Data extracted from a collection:
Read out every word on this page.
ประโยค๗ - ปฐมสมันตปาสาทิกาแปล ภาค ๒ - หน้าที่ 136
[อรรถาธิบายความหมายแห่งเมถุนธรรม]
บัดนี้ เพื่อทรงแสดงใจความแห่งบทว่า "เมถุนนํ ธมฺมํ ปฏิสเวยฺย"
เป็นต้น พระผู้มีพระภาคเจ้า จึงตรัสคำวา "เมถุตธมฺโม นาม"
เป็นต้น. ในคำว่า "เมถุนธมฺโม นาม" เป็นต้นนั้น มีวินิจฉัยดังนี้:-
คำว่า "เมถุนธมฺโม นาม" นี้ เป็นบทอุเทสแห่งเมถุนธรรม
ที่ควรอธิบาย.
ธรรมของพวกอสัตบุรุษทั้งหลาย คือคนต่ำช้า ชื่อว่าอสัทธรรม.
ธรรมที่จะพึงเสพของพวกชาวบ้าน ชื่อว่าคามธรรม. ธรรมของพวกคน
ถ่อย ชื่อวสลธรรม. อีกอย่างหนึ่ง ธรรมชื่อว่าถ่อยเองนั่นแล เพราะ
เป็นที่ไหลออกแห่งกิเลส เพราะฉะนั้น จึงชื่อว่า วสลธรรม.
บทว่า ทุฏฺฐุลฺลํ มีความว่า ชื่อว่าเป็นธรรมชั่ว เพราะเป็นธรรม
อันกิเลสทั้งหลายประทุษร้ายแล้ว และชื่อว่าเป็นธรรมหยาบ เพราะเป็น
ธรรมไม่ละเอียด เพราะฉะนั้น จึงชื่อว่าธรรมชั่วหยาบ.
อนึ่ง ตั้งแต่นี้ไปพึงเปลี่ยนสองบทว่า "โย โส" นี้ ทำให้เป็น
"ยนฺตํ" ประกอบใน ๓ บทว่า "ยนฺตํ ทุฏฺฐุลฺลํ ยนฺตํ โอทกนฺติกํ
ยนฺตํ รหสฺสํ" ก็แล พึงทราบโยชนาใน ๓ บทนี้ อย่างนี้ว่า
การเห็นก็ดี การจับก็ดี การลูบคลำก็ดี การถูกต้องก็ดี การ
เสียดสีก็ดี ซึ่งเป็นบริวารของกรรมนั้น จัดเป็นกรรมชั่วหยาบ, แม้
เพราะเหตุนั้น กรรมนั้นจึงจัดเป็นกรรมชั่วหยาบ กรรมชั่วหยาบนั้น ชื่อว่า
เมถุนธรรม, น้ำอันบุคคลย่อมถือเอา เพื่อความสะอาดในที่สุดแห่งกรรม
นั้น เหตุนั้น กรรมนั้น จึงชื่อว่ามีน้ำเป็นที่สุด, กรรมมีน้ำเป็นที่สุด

--

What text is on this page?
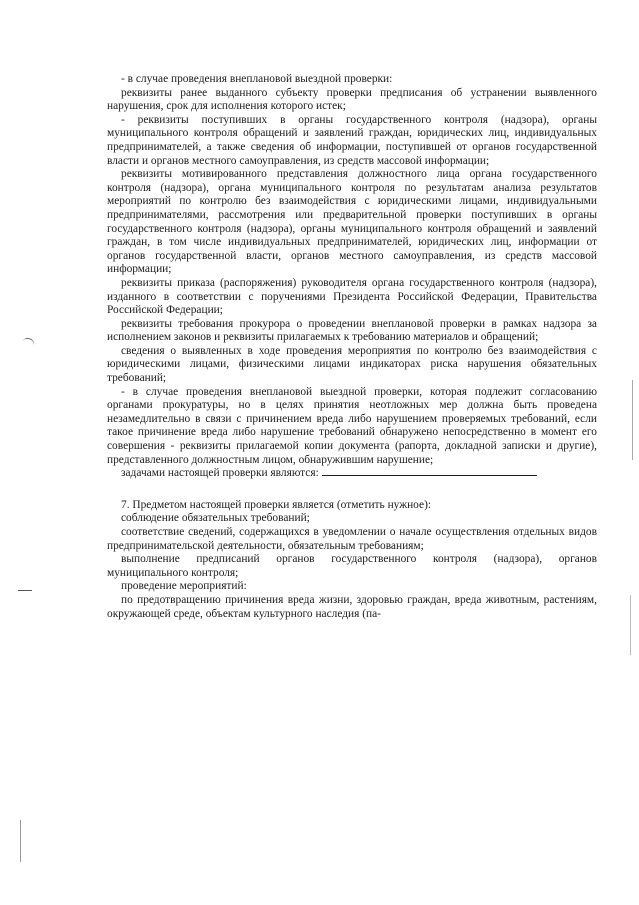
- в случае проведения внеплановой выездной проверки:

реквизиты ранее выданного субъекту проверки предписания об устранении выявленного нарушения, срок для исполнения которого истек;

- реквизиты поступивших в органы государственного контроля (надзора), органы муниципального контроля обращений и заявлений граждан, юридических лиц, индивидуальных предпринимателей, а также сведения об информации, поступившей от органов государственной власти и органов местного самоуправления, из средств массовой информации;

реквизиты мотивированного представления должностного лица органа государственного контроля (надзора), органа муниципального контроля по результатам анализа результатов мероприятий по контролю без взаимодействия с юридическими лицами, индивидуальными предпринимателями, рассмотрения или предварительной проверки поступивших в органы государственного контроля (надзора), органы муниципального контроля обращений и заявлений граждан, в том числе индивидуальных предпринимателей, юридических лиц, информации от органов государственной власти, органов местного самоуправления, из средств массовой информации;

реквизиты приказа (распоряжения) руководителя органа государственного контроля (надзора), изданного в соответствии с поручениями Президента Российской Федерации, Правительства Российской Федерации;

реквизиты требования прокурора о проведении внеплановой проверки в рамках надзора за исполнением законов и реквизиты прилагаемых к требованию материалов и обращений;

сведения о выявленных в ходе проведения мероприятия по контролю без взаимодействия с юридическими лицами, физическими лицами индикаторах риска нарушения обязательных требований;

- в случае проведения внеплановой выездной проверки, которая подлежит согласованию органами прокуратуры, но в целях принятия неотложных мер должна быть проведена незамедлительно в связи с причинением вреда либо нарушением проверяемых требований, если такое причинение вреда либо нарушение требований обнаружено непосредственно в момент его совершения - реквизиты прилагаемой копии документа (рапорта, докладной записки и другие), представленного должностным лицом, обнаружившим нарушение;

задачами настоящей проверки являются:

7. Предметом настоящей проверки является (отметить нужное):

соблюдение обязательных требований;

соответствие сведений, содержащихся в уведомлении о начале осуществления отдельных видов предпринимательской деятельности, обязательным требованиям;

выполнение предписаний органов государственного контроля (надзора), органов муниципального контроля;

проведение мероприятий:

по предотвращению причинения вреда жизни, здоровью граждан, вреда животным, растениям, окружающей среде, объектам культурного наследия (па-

...

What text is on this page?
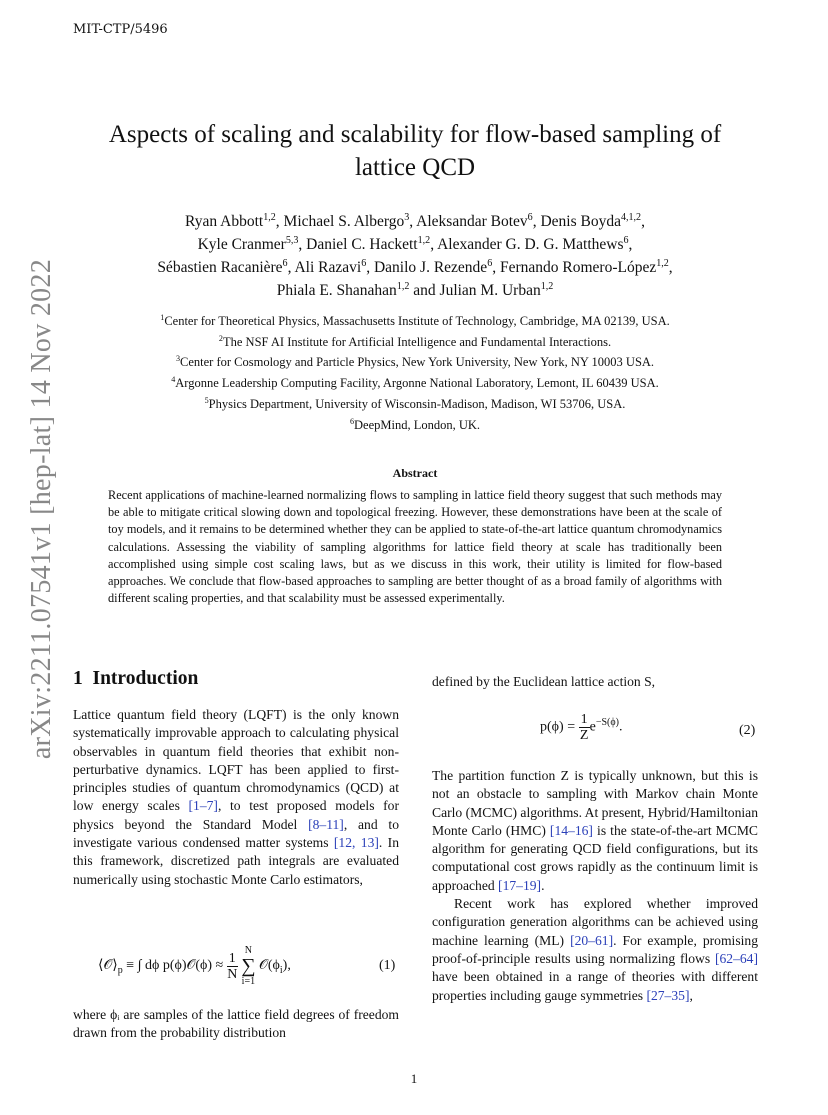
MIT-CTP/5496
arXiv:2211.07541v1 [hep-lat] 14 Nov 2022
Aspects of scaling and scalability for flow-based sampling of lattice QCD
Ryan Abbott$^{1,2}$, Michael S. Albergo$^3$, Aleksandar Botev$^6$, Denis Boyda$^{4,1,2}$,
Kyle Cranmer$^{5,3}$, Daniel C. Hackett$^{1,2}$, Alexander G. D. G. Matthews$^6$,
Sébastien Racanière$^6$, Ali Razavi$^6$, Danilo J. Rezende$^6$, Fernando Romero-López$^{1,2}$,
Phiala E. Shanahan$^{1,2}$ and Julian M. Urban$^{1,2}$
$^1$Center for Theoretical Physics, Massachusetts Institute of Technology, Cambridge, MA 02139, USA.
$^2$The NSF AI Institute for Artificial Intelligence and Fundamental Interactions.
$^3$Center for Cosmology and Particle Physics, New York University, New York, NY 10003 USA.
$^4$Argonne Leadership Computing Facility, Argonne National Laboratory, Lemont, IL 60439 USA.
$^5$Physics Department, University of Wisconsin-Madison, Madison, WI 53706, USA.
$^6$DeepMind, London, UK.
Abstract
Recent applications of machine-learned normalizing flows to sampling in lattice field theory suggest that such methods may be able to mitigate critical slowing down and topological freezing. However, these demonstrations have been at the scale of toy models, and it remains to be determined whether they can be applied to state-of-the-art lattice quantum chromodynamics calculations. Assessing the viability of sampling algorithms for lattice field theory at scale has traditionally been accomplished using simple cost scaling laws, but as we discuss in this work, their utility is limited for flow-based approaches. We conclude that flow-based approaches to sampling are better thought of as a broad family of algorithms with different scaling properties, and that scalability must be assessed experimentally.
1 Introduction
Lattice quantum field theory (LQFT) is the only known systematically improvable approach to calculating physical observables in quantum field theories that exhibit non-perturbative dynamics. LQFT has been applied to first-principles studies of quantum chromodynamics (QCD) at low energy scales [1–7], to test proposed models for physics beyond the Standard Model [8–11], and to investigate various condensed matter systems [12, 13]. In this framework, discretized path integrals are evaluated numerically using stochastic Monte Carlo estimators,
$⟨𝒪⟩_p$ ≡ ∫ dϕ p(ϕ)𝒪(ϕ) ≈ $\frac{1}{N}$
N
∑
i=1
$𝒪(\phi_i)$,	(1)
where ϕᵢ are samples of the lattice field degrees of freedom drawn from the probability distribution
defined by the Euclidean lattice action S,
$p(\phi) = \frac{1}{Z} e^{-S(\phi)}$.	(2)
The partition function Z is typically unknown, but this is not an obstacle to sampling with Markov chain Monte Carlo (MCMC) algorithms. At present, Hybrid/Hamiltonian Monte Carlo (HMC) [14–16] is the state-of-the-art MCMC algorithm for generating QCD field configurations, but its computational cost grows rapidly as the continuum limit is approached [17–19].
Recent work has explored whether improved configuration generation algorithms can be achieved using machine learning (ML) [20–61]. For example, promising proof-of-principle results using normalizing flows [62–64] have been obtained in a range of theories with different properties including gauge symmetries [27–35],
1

_Exercise requirements_
Every line containing the string "обязательных" must be listed.

_Result for this exercise_
сведения о выявленных в ходе проведения мероприятия по контролю без взаимодействия с юридическими лицами, физическими лицами индикаторах риска нарушения обязательных требований;
соблюдение обязательных требований;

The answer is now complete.